#### Data entries
'''
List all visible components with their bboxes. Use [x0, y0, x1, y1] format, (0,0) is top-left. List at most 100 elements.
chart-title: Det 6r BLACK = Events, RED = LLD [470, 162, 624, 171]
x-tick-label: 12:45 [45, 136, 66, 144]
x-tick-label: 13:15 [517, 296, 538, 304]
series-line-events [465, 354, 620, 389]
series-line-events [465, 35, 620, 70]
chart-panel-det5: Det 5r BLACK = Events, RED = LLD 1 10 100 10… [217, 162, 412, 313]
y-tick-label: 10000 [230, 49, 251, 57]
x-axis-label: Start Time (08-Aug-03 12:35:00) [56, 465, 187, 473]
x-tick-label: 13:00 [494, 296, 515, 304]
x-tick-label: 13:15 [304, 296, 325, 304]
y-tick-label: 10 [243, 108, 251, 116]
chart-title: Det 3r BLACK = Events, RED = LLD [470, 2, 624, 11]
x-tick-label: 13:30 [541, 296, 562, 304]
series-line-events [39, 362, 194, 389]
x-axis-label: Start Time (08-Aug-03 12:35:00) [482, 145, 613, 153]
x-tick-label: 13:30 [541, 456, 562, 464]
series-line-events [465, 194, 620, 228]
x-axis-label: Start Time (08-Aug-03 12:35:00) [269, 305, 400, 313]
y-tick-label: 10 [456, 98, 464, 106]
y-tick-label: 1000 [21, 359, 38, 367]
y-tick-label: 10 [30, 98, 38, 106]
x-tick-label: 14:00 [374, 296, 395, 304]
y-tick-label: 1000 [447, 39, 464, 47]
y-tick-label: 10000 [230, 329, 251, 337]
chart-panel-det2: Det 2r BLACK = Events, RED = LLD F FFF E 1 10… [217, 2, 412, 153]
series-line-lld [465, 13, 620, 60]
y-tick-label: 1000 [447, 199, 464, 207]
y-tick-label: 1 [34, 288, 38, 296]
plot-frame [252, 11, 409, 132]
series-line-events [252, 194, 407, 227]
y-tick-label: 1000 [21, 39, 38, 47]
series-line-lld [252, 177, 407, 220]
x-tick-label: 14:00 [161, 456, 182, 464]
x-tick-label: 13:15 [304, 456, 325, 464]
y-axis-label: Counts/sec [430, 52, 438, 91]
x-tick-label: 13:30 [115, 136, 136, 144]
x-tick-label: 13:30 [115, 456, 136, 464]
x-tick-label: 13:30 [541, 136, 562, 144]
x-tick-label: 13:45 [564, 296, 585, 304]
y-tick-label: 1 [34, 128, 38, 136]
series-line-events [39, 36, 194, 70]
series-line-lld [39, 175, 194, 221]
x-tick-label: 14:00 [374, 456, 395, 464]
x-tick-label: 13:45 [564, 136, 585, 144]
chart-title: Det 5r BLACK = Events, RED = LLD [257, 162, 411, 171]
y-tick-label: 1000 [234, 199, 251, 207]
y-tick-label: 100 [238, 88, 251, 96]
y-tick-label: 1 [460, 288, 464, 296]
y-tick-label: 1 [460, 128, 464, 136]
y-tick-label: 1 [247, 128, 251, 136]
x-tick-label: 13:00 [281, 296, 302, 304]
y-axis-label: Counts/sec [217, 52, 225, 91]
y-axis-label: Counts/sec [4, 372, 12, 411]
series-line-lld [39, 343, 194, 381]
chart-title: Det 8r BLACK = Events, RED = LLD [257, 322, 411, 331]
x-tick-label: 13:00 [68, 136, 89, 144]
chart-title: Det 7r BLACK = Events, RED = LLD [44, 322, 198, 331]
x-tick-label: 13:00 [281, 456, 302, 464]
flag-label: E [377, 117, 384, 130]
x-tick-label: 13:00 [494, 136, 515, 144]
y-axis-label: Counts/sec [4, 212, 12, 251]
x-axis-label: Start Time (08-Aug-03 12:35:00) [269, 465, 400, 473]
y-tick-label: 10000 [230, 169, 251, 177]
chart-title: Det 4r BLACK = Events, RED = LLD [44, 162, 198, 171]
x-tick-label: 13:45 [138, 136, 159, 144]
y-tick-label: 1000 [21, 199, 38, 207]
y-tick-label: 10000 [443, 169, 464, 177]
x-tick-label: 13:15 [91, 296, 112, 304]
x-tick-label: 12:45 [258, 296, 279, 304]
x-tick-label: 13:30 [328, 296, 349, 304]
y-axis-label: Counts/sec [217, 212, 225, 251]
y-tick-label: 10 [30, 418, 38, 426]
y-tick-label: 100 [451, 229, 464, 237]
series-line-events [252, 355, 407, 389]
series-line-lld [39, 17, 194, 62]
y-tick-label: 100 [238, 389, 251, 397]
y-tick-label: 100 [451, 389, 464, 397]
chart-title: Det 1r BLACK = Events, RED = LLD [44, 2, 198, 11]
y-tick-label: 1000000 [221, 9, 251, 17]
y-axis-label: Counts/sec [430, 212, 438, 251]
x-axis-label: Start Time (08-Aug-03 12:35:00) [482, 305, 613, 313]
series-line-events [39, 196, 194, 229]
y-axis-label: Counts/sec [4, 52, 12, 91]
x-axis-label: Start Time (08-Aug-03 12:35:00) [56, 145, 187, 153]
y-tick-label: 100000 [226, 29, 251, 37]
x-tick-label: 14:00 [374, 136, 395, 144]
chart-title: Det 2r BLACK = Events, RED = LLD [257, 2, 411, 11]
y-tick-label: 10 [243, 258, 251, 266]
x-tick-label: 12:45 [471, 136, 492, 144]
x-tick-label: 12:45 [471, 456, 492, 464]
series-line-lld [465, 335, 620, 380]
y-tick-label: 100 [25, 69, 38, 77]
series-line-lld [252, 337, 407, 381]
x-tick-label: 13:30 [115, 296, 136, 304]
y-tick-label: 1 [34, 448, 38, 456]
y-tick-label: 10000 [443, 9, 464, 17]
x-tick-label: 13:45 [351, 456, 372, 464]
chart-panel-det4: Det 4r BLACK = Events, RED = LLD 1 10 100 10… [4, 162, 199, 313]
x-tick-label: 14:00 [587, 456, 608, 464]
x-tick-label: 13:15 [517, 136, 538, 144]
'''
#### EXERCISE OBJECTIVE
Rewrite the material above as a JSON list of strings, with one string for each line and blank lines omitted.

#### SOLVED PROBLEM
[
  "List all visible components with their bboxes. Use [x0, y0, x1, y1] format, (0,0) is top-left. List at most 100 elements.",
  "chart-title: Det 6r BLACK = Events, RED = LLD [470, 162, 624, 171]",
  "x-tick-label: 12:45 [45, 136, 66, 144]",
  "x-tick-label: 13:15 [517, 296, 538, 304]",
  "series-line-events [465, 354, 620, 389]",
  "series-line-events [465, 35, 620, 70]",
  "chart-panel-det5: Det 5r BLACK = Events, RED = LLD 1 10 100 10… [217, 162, 412, 313]",
  "y-tick-label: 10000 [230, 49, 251, 57]",
  "x-axis-label: Start Time (08-Aug-03 12:35:00) [56, 465, 187, 473]",
  "x-tick-label: 13:00 [494, 296, 515, 304]",
  "x-tick-label: 13:15 [304, 296, 325, 304]",
  "y-tick-label: 10 [243, 108, 251, 116]",
  "chart-title: Det 3r BLACK = Events, RED = LLD [470, 2, 624, 11]",
  "x-tick-label: 13:30 [541, 296, 562, 304]",
  "series-line-events [39, 362, 194, 389]",
  "x-axis-label: Start Time (08-Aug-03 12:35:00) [482, 145, 613, 153]",
  "x-tick-label: 13:30 [541, 456, 562, 464]",
  "series-line-events [465, 194, 620, 228]",
  "x-axis-label: Start Time (08-Aug-03 12:35:00) [269, 305, 400, 313]",
  "y-tick-label: 10 [456, 98, 464, 106]",
  "y-tick-label: 1000 [21, 359, 38, 367]",
  "y-tick-label: 10 [30, 98, 38, 106]",
  "x-tick-label: 14:00 [374, 296, 395, 304]",
  "y-tick-label: 1000 [447, 39, 464, 47]",
  "y-tick-label: 10000 [230, 329, 251, 337]",
  "chart-panel-det2: Det 2r BLACK = Events, RED = LLD F FFF E 1 10… [217, 2, 412, 153]",
  "series-line-lld [465, 13, 620, 60]",
  "y-tick-label: 1000 [447, 199, 464, 207]",
  "y-tick-label: 1 [34, 288, 38, 296]",
  "plot-frame [252, 11, 409, 132]",
  "series-line-events [252, 194, 407, 227]",
  "y-tick-label: 1000 [21, 39, 38, 47]",
  "series-line-lld [252, 177, 407, 220]",
  "x-tick-label: 14:00 [161, 456, 182, 464]",
  "x-tick-label: 13:15 [304, 456, 325, 464]",
  "y-axis-label: Counts/sec [430, 52, 438, 91]",
  "x-tick-label: 13:30 [115, 136, 136, 144]",
  "x-tick-label: 13:30 [115, 456, 136, 464]",
  "x-tick-label: 13:30 [541, 136, 562, 144]",
  "x-tick-label: 13:45 [564, 296, 585, 304]",
  "y-tick-label: 1 [34, 128, 38, 136]",
  "series-line-events [39, 36, 194, 70]",
  "series-line-lld [39, 175, 194, 221]",
  "x-tick-label: 14:00 [374, 456, 395, 464]",
  "x-tick-label: 13:45 [564, 136, 585, 144]",
  "chart-title: Det 5r BLACK = Events, RED = LLD [257, 162, 411, 171]",
  "y-tick-label: 1000 [234, 199, 251, 207]",
  "y-tick-label: 100 [238, 88, 251, 96]",
  "y-tick-label: 1 [460, 288, 464, 296]",
  "y-tick-label: 1 [460, 128, 464, 136]",
  "y-tick-label: 1 [247, 128, 251, 136]",
  "x-tick-label: 13:00 [281, 296, 302, 304]",
  "y-axis-label: Counts/sec [217, 52, 225, 91]",
  "y-axis-label: Counts/sec [4, 372, 12, 411]",
  "series-line-lld [39, 343, 194, 381]",
  "chart-title: Det 8r BLACK = Events, RED = LLD [257, 322, 411, 331]",
  "x-tick-label: 13:00 [68, 136, 89, 144]",
  "chart-title: Det 7r BLACK = Events, RED = LLD [44, 322, 198, 331]",
  "x-tick-label: 13:00 [281, 456, 302, 464]",
  "flag-label: E [377, 117, 384, 130]",
  "x-tick-label: 13:00 [494, 136, 515, 144]",
  "y-axis-label: Counts/sec [4, 212, 12, 251]",
  "x-axis-label: Start Time (08-Aug-03 12:35:00) [269, 465, 400, 473]",
  "y-tick-label: 10000 [230, 169, 251, 177]",
  "chart-title: Det 4r BLACK = Events, RED = LLD [44, 162, 198, 171]",
  "x-tick-label: 13:45 [138, 136, 159, 144]",
  "y-tick-label: 1000 [21, 199, 38, 207]",
  "y-tick-label: 10000 [443, 169, 464, 177]",
  "x-tick-label: 13:15 [91, 296, 112, 304]",
  "x-tick-label: 12:45 [258, 296, 279, 304]",
  "x-tick-label: 13:30 [328, 296, 349, 304]",
  "y-axis-label: Counts/sec [217, 212, 225, 251]",
  "y-tick-label: 10 [30, 418, 38, 426]",
  "y-tick-label: 100 [451, 229, 464, 237]",
  "series-line-events [252, 355, 407, 389]",
  "series-line-lld [39, 17, 194, 62]",
  "y-tick-label: 100 [238, 389, 251, 397]",
  "y-tick-label: 100 [451, 389, 464, 397]",
  "chart-title: Det 1r BLACK = Events, RED = LLD [44, 2, 198, 11]",
  "y-tick-label: 1000000 [221, 9, 251, 17]",
  "y-axis-label: Counts/sec [430, 212, 438, 251]",
  "x-axis-label: Start Time (08-Aug-03 12:35:00) [482, 305, 613, 313]",
  "series-line-events [39, 196, 194, 229]",
  "y-axis-label: Counts/sec [4, 52, 12, 91]",
  "x-axis-label: Start Time (08-Aug-03 12:35:00) [56, 145, 187, 153]",
  "y-tick-label: 100000 [226, 29, 251, 37]",
  "x-tick-label: 14:00 [374, 136, 395, 144]",
  "chart-title: Det 2r BLACK = Events, RED = LLD [257, 2, 411, 11]",
  "y-tick-label: 10 [243, 258, 251, 266]",
  "x-tick-label: 12:45 [471, 136, 492, 144]",
  "x-tick-label: 12:45 [471, 456, 492, 464]",
  "series-line-lld [465, 335, 620, 380]",
  "y-tick-label: 100 [25, 69, 38, 77]",
  "series-line-lld [252, 337, 407, 381]",
  "x-tick-label: 13:30 [115, 296, 136, 304]",
  "y-tick-label: 1 [34, 448, 38, 456]",
  "y-tick-label: 10000 [443, 9, 464, 17]",
  "x-tick-label: 13:45 [351, 456, 372, 464]",
  "chart-panel-det4: Det 4r BLACK = Events, RED = LLD 1 10 100 10… [4, 162, 199, 313]",
  "x-tick-label: 14:00 [587, 456, 608, 464]",
  "x-tick-label: 13:15 [517, 136, 538, 144]"
]